Challenge:
Render every line of the records below as a Markdown table with two columns, "No." for the row number and "Entry" for the line, omitting blank lines.

Annotated element records
** Start **
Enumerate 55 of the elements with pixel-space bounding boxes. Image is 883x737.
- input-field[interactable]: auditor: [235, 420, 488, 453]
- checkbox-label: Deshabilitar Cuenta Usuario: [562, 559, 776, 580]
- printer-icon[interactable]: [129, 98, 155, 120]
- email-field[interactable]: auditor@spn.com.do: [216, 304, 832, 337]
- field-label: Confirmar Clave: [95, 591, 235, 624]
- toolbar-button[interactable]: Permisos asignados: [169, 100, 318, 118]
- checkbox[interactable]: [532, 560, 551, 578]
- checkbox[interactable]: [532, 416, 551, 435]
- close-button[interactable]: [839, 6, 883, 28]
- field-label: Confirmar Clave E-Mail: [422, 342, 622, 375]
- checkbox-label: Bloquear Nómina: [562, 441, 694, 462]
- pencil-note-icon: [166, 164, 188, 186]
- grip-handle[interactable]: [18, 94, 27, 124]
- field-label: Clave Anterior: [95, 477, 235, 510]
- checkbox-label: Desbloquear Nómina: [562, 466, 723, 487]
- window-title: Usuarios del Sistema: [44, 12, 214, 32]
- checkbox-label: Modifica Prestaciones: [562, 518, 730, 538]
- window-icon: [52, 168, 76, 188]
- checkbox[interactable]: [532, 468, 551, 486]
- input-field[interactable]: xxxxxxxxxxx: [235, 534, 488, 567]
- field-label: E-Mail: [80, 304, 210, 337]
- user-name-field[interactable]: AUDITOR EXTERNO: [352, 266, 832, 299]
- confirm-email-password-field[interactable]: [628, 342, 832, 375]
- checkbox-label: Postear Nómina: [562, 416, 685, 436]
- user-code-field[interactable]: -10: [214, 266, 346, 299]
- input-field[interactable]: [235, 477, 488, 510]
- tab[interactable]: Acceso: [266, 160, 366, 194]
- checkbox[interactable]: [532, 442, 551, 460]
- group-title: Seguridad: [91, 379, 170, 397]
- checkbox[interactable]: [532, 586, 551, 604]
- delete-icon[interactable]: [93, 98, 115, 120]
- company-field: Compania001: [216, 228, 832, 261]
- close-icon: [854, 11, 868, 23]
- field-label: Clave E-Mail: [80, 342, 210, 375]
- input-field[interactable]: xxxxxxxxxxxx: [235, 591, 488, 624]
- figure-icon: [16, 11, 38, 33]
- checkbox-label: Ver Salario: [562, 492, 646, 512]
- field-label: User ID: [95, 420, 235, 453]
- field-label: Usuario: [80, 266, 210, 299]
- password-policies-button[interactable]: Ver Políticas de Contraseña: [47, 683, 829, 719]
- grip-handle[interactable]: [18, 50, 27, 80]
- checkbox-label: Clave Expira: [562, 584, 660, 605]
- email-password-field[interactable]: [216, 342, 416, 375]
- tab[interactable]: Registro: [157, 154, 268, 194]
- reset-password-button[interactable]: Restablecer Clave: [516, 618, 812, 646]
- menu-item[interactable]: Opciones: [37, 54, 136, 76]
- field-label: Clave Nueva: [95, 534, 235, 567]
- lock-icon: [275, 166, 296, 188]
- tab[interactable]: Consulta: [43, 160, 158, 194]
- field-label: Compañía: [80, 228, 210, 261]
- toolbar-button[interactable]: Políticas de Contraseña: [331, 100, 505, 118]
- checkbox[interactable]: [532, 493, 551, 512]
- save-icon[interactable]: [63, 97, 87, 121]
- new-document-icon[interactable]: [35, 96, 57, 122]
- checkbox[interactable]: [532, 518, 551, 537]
** End **
Output below:
| No. | Entry |
|---|---|
| 1 | Enumerate 55 of the elements with pixel-space bounding boxes. Image is 883x737. |
| 2 | - input-field[interactable]: auditor: [235, 420, 488, 453] |
| 3 | - checkbox-label: Deshabilitar Cuenta Usuario: [562, 559, 776, 580] |
| 4 | - printer-icon[interactable]: [129, 98, 155, 120] |
| 5 | - email-field[interactable]: auditor@spn.com.do: [216, 304, 832, 337] |
| 6 | - field-label: Confirmar Clave: [95, 591, 235, 624] |
| 7 | - toolbar-button[interactable]: Permisos asignados: [169, 100, 318, 118] |
| 8 | - checkbox[interactable]: [532, 560, 551, 578] |
| 9 | - checkbox[interactable]: [532, 416, 551, 435] |
| 10 | - close-button[interactable]: [839, 6, 883, 28] |
| 11 | - field-label: Confirmar Clave E-Mail: [422, 342, 622, 375] |
| 12 | - checkbox-label: Bloquear Nómina: [562, 441, 694, 462] |
| 13 | - pencil-note-icon: [166, 164, 188, 186] |
| 14 | - grip-handle[interactable]: [18, 94, 27, 124] |
| 15 | - field-label: Clave Anterior: [95, 477, 235, 510] |
| 16 | - checkbox-label: Desbloquear Nómina: [562, 466, 723, 487] |
| 17 | - window-title: Usuarios del Sistema: [44, 12, 214, 32] |
| 18 | - checkbox-label: Modifica Prestaciones: [562, 518, 730, 538] |
| 19 | - window-icon: [52, 168, 76, 188] |
| 20 | - checkbox[interactable]: [532, 468, 551, 486] |
| 21 | - input-field[interactable]: xxxxxxxxxxx: [235, 534, 488, 567] |
| 22 | - field-label: E-Mail: [80, 304, 210, 337] |
| 23 | - user-name-field[interactable]: AUDITOR EXTERNO: [352, 266, 832, 299] |
| 24 | - confirm-email-password-field[interactable]: [628, 342, 832, 375] |
| 25 | - checkbox-label: Postear Nómina: [562, 416, 685, 436] |
| 26 | - user-code-field[interactable]: -10: [214, 266, 346, 299] |
| 27 | - input-field[interactable]: [235, 477, 488, 510] |
| 28 | - tab[interactable]: Acceso: [266, 160, 366, 194] |
| 29 | - checkbox[interactable]: [532, 442, 551, 460] |
| 30 | - group-title: Seguridad: [91, 379, 170, 397] |
| 31 | - checkbox[interactable]: [532, 586, 551, 604] |
| 32 | - delete-icon[interactable]: [93, 98, 115, 120] |
| 33 | - company-field: Compania001: [216, 228, 832, 261] |
| 34 | - close-icon: [854, 11, 868, 23] |
| 35 | - field-label: Clave E-Mail: [80, 342, 210, 375] |
| 36 | - input-field[interactable]: xxxxxxxxxxxx: [235, 591, 488, 624] |
| 37 | - figure-icon: [16, 11, 38, 33] |
| 38 | - checkbox-label: Ver Salario: [562, 492, 646, 512] |
| 39 | - field-label: User ID: [95, 420, 235, 453] |
| 40 | - field-label: Usuario: [80, 266, 210, 299] |
| 41 | - password-policies-button[interactable]: Ver Políticas de Contraseña: [47, 683, 829, 719] |
| 42 | - grip-handle[interactable]: [18, 50, 27, 80] |
| 43 | - checkbox-label: Clave Expira: [562, 584, 660, 605] |
| 44 | - email-password-field[interactable]: [216, 342, 416, 375] |
| 45 | - tab[interactable]: Registro: [157, 154, 268, 194] |
| 46 | - reset-password-button[interactable]: Restablecer Clave: [516, 618, 812, 646] |
| 47 | - menu-item[interactable]: Opciones: [37, 54, 136, 76] |
| 48 | - field-label: Clave Nueva: [95, 534, 235, 567] |
| 49 | - lock-icon: [275, 166, 296, 188] |
| 50 | - tab[interactable]: Consulta: [43, 160, 158, 194] |
| 51 | - field-label: Compañía: [80, 228, 210, 261] |
| 52 | - toolbar-button[interactable]: Políticas de Contraseña: [331, 100, 505, 118] |
| 53 | - checkbox[interactable]: [532, 493, 551, 512] |
| 54 | - save-icon[interactable]: [63, 97, 87, 121] |
| 55 | - new-document-icon[interactable]: [35, 96, 57, 122] |
| 56 | - checkbox[interactable]: [532, 518, 551, 537] |